*DIRECTIONS FOR THIS TASK*: Check each line of the entries below for the word "angenommen", and copy out the ones that have it.

*RECORDS PROVIDED*:
● ● ● ● ●
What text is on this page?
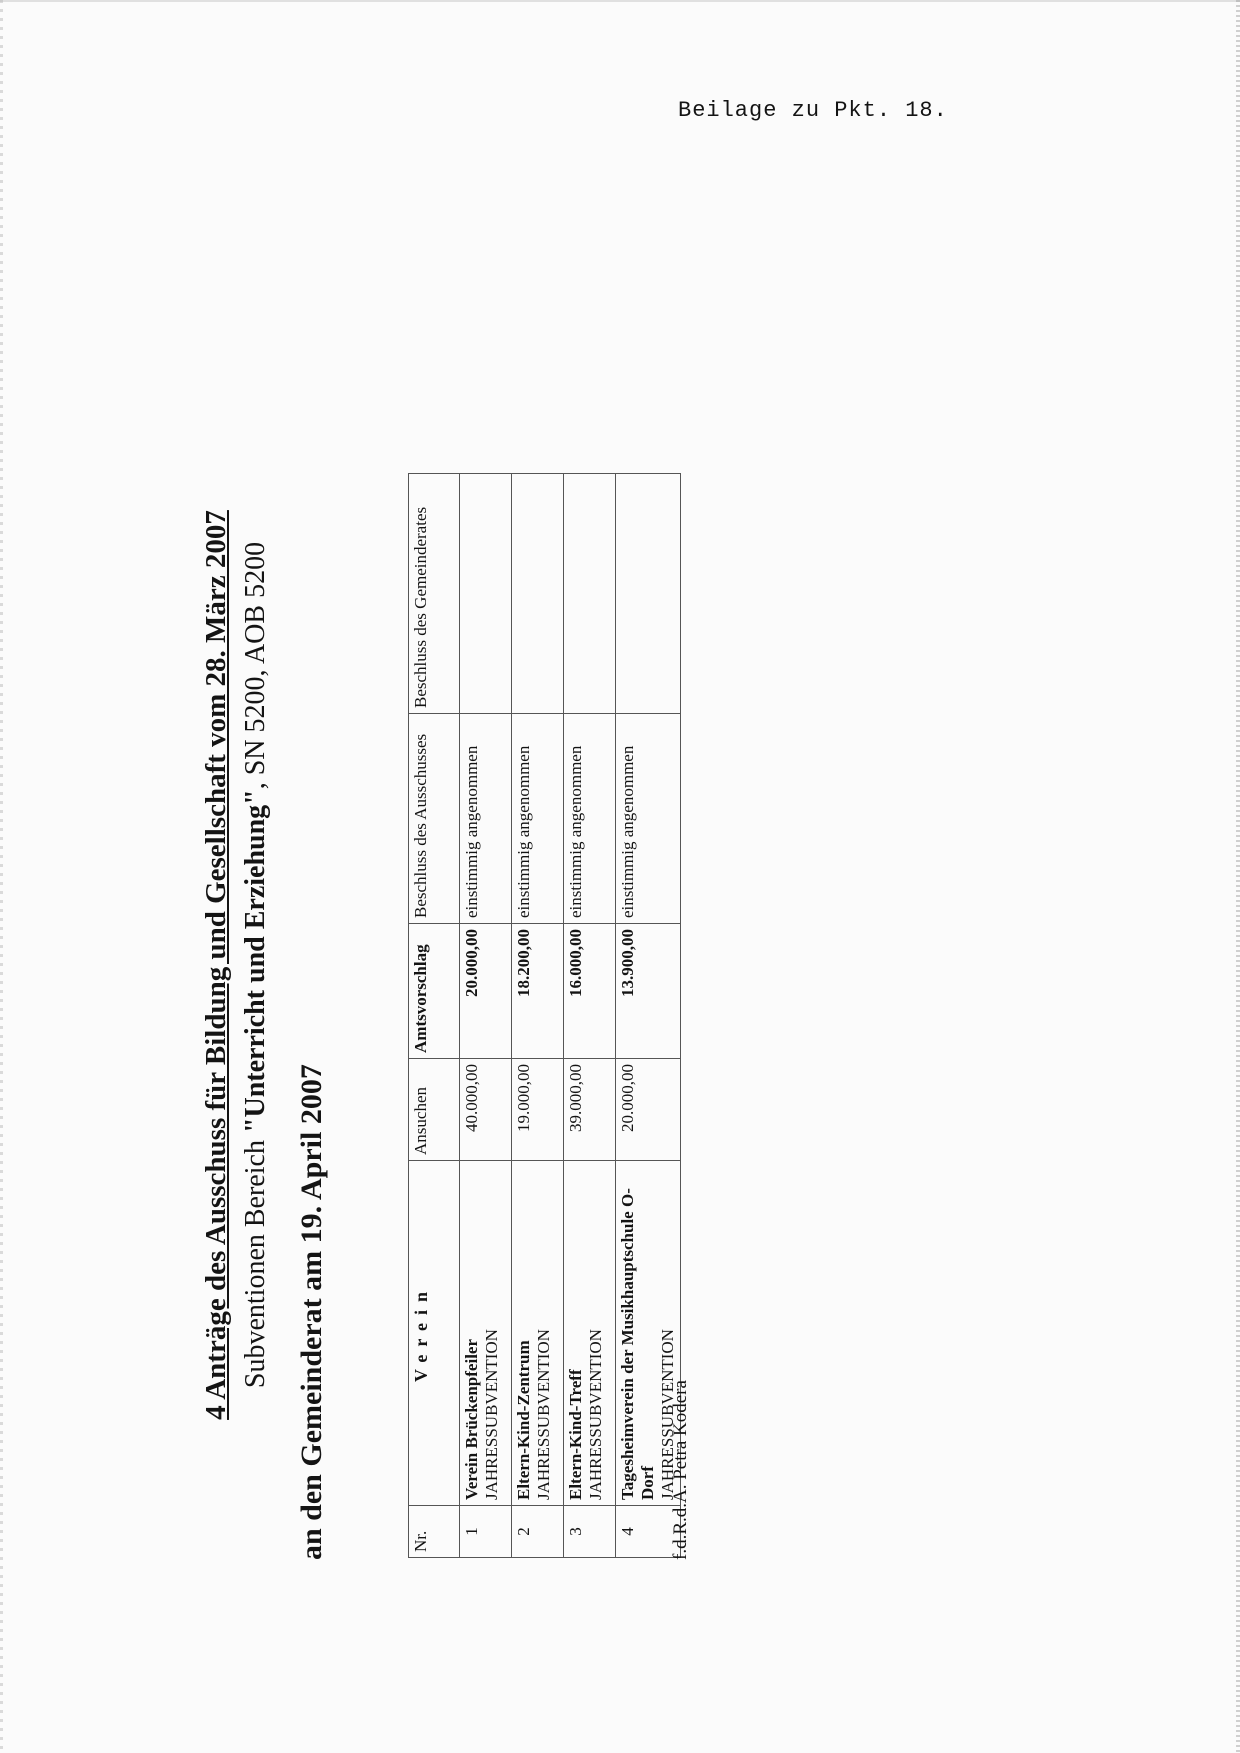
Beilage zu Pkt. 18.
4 Anträge des Ausschuss für Bildung und Gesellschaft vom 28. März 2007 Subventionen Bereich "Unterricht und Erziehung", SN 5200, AOB 5200
an den Gemeinderat am 19. April 2007	Nr.	Verein	Ansuchen	Amtsvorschlag	Beschluss des Ausschusses	Beschluss des Gemeinderates
1	Verein Brückenpfeiler JAHRESSUBVENTION	40.000,00	20.000,00	einstimmig angenommen	
2	Eltern-Kind-Zentrum JAHRESSUBVENTION	19.000,00	18.200,00	einstimmig angenommen	
3	Eltern-Kind-Treff JAHRESSUBVENTION	39.000,00	16.000,00	einstimmig angenommen	
4	Tagesheimverein der Musikhauptschule O-Dorf JAHRESSUBVENTION	20.000,00	13.900,00	einstimmig angenommen	
f.d.R.d.A. Petra Kodera
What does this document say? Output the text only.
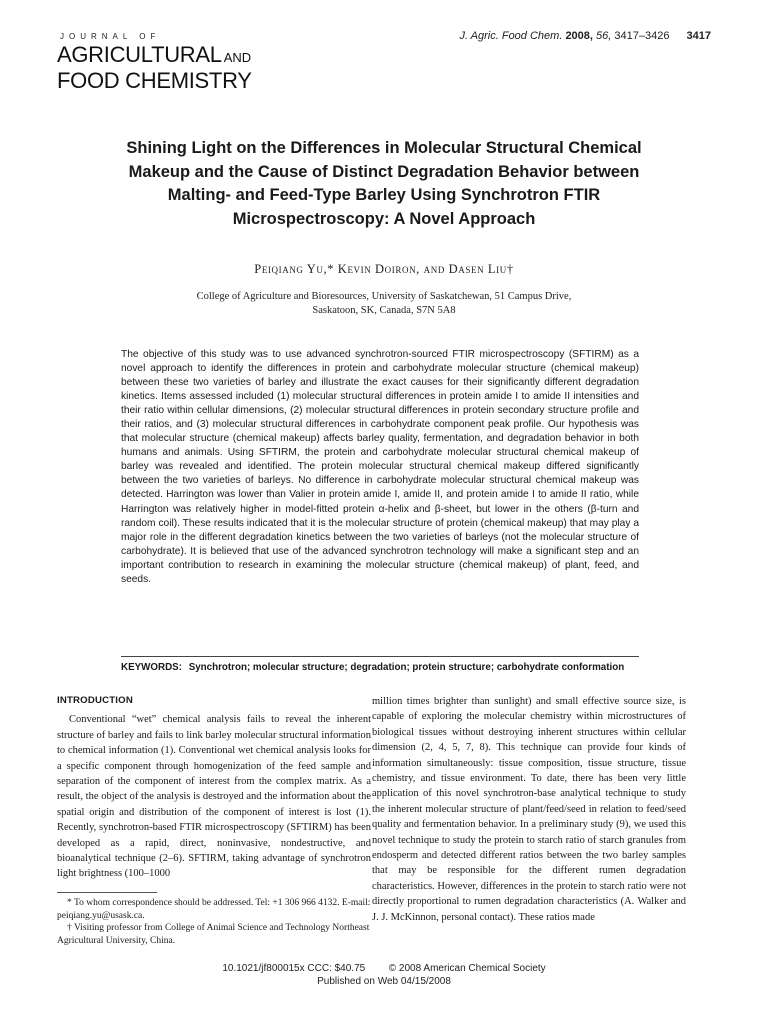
JOURNAL OF
AGRICULTURAL AND
FOOD CHEMISTRY
J. Agric. Food Chem. 2008, 56, 3417–3426 3417
Shining Light on the Differences in Molecular Structural Chemical Makeup and the Cause of Distinct Degradation Behavior between Malting- and Feed-Type Barley Using Synchrotron FTIR Microspectroscopy: A Novel Approach
Peiqiang Yu,* Kevin Doiron, and Dasen Liu†
College of Agriculture and Bioresources, University of Saskatchewan, 51 Campus Drive,
Saskatoon, SK, Canada, S7N 5A8

The objective of this study was to use advanced synchrotron-sourced FTIR microspectroscopy (SFTIRM) as a novel approach to identify the differences in protein and carbohydrate molecular structure (chemical makeup) between these two varieties of barley and illustrate the exact causes for their significantly different degradation kinetics. Items assessed included (1) molecular structural differences in protein amide I to amide II intensities and their ratio within cellular dimensions, (2) molecular structural differences in protein secondary structure profile and their ratios, and (3) molecular structural differences in carbohydrate component peak profile. Our hypothesis was that molecular structure (chemical makeup) affects barley quality, fermentation, and degradation behavior in both humans and animals. Using SFTIRM, the protein and carbohydrate molecular structural chemical makeup of barley was revealed and identified. The protein molecular structural chemical makeup differed significantly between the two varieties of barleys. No difference in carbohydrate molecular structural chemical makeup was detected. Harrington was lower than Valier in protein amide I, amide II, and protein amide I to amide II ratio, while Harrington was relatively higher in model-fitted protein α-helix and β-sheet, but lower in the others (β-turn and random coil). These results indicated that it is the molecular structure of protein (chemical makeup) that may play a major role in the different degradation kinetics between the two varieties of barleys (not the molecular structure of carbohydrate). It is believed that use of the advanced synchrotron technology will make a significant step and an important contribution to research in examining the molecular structure (chemical makeup) of plant, feed, and seeds.

KEYWORDS: Synchrotron; molecular structure; degradation; protein structure; carbohydrate conformation
INTRODUCTION

Conventional “wet” chemical analysis fails to reveal the inherent structure of barley and fails to link barley molecular structural information to chemical information (1). Conventional wet chemical analysis looks for a specific component through homogenization of the feed sample and separation of the component of interest from the complex matrix. As a result, the object of the analysis is destroyed and the information about the spatial origin and distribution of the component of interest is lost (1). Recently, synchrotron-based FTIR microspectroscopy (SFTIRM) has been developed as a rapid, direct, noninvasive, nondestructive, and bioanalytical technique (2–6). SFTIRM, taking advantage of synchrotron light brightness (100–1000

million times brighter than sunlight) and small effective source size, is capable of exploring the molecular chemistry within microstructures of biological tissues without destroying inherent structures within cellular dimension (2, 4, 5, 7, 8). This technique can provide four kinds of information simultaneously: tissue composition, tissue structure, tissue chemistry, and tissue environment. To date, there has been very little application of this novel synchrotron-base analytical technique to study the inherent molecular structure of plant/feed/seed in relation to feed/seed quality and fermentation behavior. In a preliminary study (9), we used this novel technique to study the protein to starch ratio of starch granules from endosperm and detected different ratios between the two barley samples that may be responsible for the different rumen degradation characteristics. However, differences in the protein to starch ratio were not directly proportional to rumen degradation characteristics (A. Walker and J. J. McKinnon, personal contact). These ratios made

* To whom correspondence should be addressed. Tel: +1 306 966 4132. E-mail: peiqiang.yu@usask.ca.

† Visiting professor from College of Animal Science and Technology Northeast Agricultural University, China.

10.1021/jf800015x CCC: $40.75 © 2008 American Chemical Society
Published on Web 04/15/2008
● ● ● ● ●
*EXERCISE ANSWER*:
1	Verein Brückenpfeiler JAHRESSUBVENTION	40.000,00	20.000,00	einstimmig angenommen	
2	Eltern-Kind-Zentrum JAHRESSUBVENTION	19.000,00	18.200,00	einstimmig angenommen	
3	Eltern-Kind-Treff JAHRESSUBVENTION	39.000,00	16.000,00	einstimmig angenommen	
4	Tagesheimverein der Musikhauptschule O-Dorf JAHRESSUBVENTION	20.000,00	13.900,00	einstimmig angenommen	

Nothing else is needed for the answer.